Problem statement –
Give every line of the data again, unchanged, but with no pictures.
─── Dataset content ───
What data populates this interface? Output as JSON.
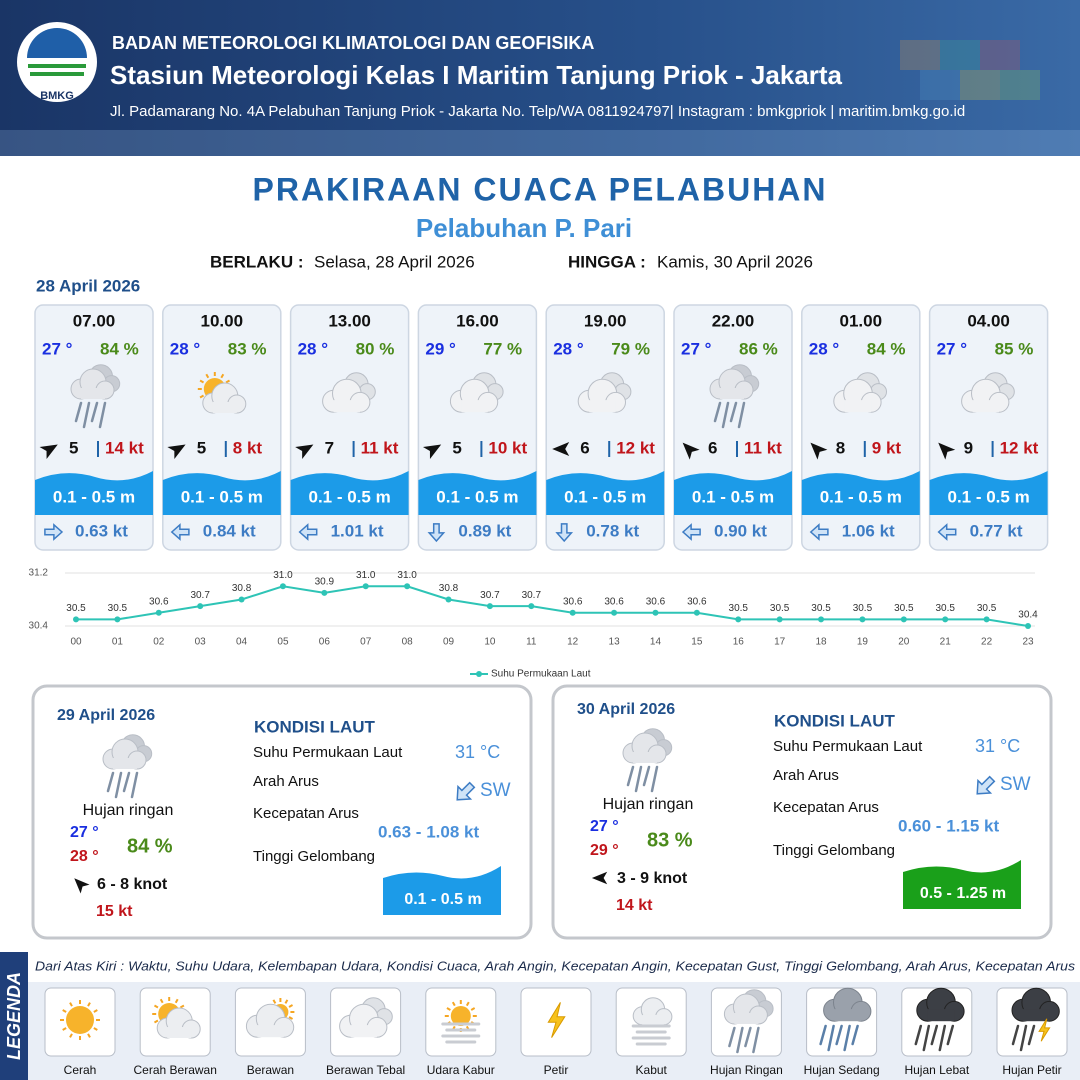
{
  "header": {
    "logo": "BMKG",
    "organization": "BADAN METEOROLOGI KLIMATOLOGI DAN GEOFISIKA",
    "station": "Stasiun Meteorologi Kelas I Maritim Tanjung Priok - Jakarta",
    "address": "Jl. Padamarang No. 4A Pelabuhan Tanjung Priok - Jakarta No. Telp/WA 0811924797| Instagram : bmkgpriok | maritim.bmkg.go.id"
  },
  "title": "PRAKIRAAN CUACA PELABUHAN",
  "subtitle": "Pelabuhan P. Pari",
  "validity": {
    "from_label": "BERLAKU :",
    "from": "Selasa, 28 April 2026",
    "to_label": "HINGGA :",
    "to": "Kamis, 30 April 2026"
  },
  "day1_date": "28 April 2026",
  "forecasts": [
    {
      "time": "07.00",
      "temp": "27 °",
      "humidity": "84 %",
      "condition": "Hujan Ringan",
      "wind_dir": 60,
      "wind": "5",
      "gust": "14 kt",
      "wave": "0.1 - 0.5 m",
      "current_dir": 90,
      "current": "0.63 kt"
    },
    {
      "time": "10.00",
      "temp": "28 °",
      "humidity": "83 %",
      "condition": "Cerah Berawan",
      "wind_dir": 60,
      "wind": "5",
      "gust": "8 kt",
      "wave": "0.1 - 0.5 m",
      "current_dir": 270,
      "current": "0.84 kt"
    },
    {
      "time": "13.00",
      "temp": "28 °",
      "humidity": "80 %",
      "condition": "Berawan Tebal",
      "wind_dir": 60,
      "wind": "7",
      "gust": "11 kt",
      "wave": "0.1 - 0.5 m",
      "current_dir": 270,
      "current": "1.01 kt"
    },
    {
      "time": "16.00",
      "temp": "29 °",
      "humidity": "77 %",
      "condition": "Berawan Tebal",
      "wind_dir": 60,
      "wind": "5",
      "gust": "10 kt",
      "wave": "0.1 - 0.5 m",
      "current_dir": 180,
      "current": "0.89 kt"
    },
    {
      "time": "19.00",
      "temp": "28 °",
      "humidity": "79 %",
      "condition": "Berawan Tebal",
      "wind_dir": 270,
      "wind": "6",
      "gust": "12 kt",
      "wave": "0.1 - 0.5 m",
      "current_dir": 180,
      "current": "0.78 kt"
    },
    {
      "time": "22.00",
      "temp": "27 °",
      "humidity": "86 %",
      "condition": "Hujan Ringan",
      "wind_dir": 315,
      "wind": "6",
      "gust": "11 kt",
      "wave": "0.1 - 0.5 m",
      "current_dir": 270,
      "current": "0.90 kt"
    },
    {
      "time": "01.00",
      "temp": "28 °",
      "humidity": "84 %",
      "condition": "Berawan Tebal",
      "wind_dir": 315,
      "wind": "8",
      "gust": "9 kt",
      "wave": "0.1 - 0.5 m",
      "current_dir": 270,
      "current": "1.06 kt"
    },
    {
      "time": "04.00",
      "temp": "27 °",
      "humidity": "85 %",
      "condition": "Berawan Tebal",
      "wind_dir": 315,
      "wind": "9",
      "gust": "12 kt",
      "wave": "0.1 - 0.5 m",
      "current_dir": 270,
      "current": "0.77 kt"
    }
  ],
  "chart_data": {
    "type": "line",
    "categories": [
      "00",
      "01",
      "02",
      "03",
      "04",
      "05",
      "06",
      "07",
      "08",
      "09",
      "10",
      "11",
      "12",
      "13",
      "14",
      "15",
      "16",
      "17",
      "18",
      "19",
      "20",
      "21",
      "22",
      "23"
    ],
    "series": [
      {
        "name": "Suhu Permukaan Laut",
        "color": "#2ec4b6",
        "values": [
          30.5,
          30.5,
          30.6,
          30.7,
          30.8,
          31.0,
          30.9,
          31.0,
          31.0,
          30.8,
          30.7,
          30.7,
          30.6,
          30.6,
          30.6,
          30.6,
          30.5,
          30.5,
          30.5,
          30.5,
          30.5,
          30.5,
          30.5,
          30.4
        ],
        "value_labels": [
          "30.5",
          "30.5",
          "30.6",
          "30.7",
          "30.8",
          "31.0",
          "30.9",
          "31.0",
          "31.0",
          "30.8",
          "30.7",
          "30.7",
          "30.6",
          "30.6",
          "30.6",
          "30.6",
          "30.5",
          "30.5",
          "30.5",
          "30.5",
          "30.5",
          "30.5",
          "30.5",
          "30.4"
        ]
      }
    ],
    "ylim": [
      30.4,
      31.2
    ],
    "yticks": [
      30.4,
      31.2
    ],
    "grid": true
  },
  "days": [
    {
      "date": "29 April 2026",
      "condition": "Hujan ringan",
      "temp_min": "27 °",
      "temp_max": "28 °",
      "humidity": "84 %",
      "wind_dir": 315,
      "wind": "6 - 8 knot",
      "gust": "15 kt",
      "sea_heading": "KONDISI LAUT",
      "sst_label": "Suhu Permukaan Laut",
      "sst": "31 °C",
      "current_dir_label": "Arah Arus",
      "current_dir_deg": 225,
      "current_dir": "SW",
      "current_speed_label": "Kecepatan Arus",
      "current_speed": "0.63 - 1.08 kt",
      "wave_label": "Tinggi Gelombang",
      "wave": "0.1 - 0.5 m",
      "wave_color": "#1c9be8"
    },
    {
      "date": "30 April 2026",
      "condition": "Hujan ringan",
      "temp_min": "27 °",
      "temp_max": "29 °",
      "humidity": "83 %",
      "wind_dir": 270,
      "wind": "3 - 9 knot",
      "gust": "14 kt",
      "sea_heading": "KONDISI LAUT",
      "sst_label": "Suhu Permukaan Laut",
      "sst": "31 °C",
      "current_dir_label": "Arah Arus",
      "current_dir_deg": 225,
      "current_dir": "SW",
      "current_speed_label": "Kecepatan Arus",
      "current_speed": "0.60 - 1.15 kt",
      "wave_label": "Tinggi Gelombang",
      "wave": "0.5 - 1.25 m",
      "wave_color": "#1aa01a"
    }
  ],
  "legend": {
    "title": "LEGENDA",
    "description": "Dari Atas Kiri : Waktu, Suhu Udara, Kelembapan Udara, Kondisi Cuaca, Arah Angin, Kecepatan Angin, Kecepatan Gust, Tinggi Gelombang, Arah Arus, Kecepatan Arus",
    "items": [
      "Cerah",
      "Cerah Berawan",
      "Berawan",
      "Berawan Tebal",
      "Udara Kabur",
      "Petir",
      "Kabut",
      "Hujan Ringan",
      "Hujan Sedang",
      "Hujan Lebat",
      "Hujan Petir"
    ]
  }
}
───
Reply to the task –
What data populates this interface? Output as JSON.
{
  "header": {
    "logo": "BMKG",
    "organization": "BADAN METEOROLOGI KLIMATOLOGI DAN GEOFISIKA",
    "station": "Stasiun Meteorologi Kelas I Maritim Tanjung Priok - Jakarta",
    "address": "Jl. Padamarang No. 4A Pelabuhan Tanjung Priok - Jakarta No. Telp/WA 0811924797| Instagram : bmkgpriok | maritim.bmkg.go.id"
  },
  "title": "PRAKIRAAN CUACA PELABUHAN",
  "subtitle": "Pelabuhan P. Pari",
  "validity": {
    "from_label": "BERLAKU :",
    "from": "Selasa, 28 April 2026",
    "to_label": "HINGGA :",
    "to": "Kamis, 30 April 2026"
  },
  "day1_date": "28 April 2026",
  "forecasts": [
    {
      "time": "07.00",
      "temp": "27 °",
      "humidity": "84 %",
      "condition": "Hujan Ringan",
      "wind_dir": 60,
      "wind": "5",
      "gust": "14 kt",
      "wave": "0.1 - 0.5 m",
      "current_dir": 90,
      "current": "0.63 kt"
    },
    {
      "time": "10.00",
      "temp": "28 °",
      "humidity": "83 %",
      "condition": "Cerah Berawan",
      "wind_dir": 60,
      "wind": "5",
      "gust": "8 kt",
      "wave": "0.1 - 0.5 m",
      "current_dir": 270,
      "current": "0.84 kt"
    },
    {
      "time": "13.00",
      "temp": "28 °",
      "humidity": "80 %",
      "condition": "Berawan Tebal",
      "wind_dir": 60,
      "wind": "7",
      "gust": "11 kt",
      "wave": "0.1 - 0.5 m",
      "current_dir": 270,
      "current": "1.01 kt"
    },
    {
      "time": "16.00",
      "temp": "29 °",
      "humidity": "77 %",
      "condition": "Berawan Tebal",
      "wind_dir": 60,
      "wind": "5",
      "gust": "10 kt",
      "wave": "0.1 - 0.5 m",
      "current_dir": 180,
      "current": "0.89 kt"
    },
    {
      "time": "19.00",
      "temp": "28 °",
      "humidity": "79 %",
      "condition": "Berawan Tebal",
      "wind_dir": 270,
      "wind": "6",
      "gust": "12 kt",
      "wave": "0.1 - 0.5 m",
      "current_dir": 180,
      "current": "0.78 kt"
    },
    {
      "time": "22.00",
      "temp": "27 °",
      "humidity": "86 %",
      "condition": "Hujan Ringan",
      "wind_dir": 315,
      "wind": "6",
      "gust": "11 kt",
      "wave": "0.1 - 0.5 m",
      "current_dir": 270,
      "current": "0.90 kt"
    },
    {
      "time": "01.00",
      "temp": "28 °",
      "humidity": "84 %",
      "condition": "Berawan Tebal",
      "wind_dir": 315,
      "wind": "8",
      "gust": "9 kt",
      "wave": "0.1 - 0.5 m",
      "current_dir": 270,
      "current": "1.06 kt"
    },
    {
      "time": "04.00",
      "temp": "27 °",
      "humidity": "85 %",
      "condition": "Berawan Tebal",
      "wind_dir": 315,
      "wind": "9",
      "gust": "12 kt",
      "wave": "0.1 - 0.5 m",
      "current_dir": 270,
      "current": "0.77 kt"
    }
  ],
  "chart_data": {
    "type": "line",
    "categories": [
      "00",
      "01",
      "02",
      "03",
      "04",
      "05",
      "06",
      "07",
      "08",
      "09",
      "10",
      "11",
      "12",
      "13",
      "14",
      "15",
      "16",
      "17",
      "18",
      "19",
      "20",
      "21",
      "22",
      "23"
    ],
    "series": [
      {
        "name": "Suhu Permukaan Laut",
        "color": "#2ec4b6",
        "values": [
          30.5,
          30.5,
          30.6,
          30.7,
          30.8,
          31.0,
          30.9,
          31.0,
          31.0,
          30.8,
          30.7,
          30.7,
          30.6,
          30.6,
          30.6,
          30.6,
          30.5,
          30.5,
          30.5,
          30.5,
          30.5,
          30.5,
          30.5,
          30.4
        ],
        "value_labels": [
          "30.5",
          "30.5",
          "30.6",
          "30.7",
          "30.8",
          "31.0",
          "30.9",
          "31.0",
          "31.0",
          "30.8",
          "30.7",
          "30.7",
          "30.6",
          "30.6",
          "30.6",
          "30.6",
          "30.5",
          "30.5",
          "30.5",
          "30.5",
          "30.5",
          "30.5",
          "30.5",
          "30.4"
        ]
      }
    ],
    "ylim": [
      30.4,
      31.2
    ],
    "yticks": [
      30.4,
      31.2
    ],
    "grid": true
  },
  "days": [
    {
      "date": "29 April 2026",
      "condition": "Hujan ringan",
      "temp_min": "27 °",
      "temp_max": "28 °",
      "humidity": "84 %",
      "wind_dir": 315,
      "wind": "6 - 8 knot",
      "gust": "15 kt",
      "sea_heading": "KONDISI LAUT",
      "sst_label": "Suhu Permukaan Laut",
      "sst": "31 °C",
      "current_dir_label": "Arah Arus",
      "current_dir_deg": 225,
      "current_dir": "SW",
      "current_speed_label": "Kecepatan Arus",
      "current_speed": "0.63 - 1.08 kt",
      "wave_label": "Tinggi Gelombang",
      "wave": "0.1 - 0.5 m",
      "wave_color": "#1c9be8"
    },
    {
      "date": "30 April 2026",
      "condition": "Hujan ringan",
      "temp_min": "27 °",
      "temp_max": "29 °",
      "humidity": "83 %",
      "wind_dir": 270,
      "wind": "3 - 9 knot",
      "gust": "14 kt",
      "sea_heading": "KONDISI LAUT",
      "sst_label": "Suhu Permukaan Laut",
      "sst": "31 °C",
      "current_dir_label": "Arah Arus",
      "current_dir_deg": 225,
      "current_dir": "SW",
      "current_speed_label": "Kecepatan Arus",
      "current_speed": "0.60 - 1.15 kt",
      "wave_label": "Tinggi Gelombang",
      "wave": "0.5 - 1.25 m",
      "wave_color": "#1aa01a"
    }
  ],
  "legend": {
    "title": "LEGENDA",
    "description": "Dari Atas Kiri : Waktu, Suhu Udara, Kelembapan Udara, Kondisi Cuaca, Arah Angin, Kecepatan Angin, Kecepatan Gust, Tinggi Gelombang, Arah Arus, Kecepatan Arus",
    "items": [
      "Cerah",
      "Cerah Berawan",
      "Berawan",
      "Berawan Tebal",
      "Udara Kabur",
      "Petir",
      "Kabut",
      "Hujan Ringan",
      "Hujan Sedang",
      "Hujan Lebat",
      "Hujan Petir"
    ]
  }
}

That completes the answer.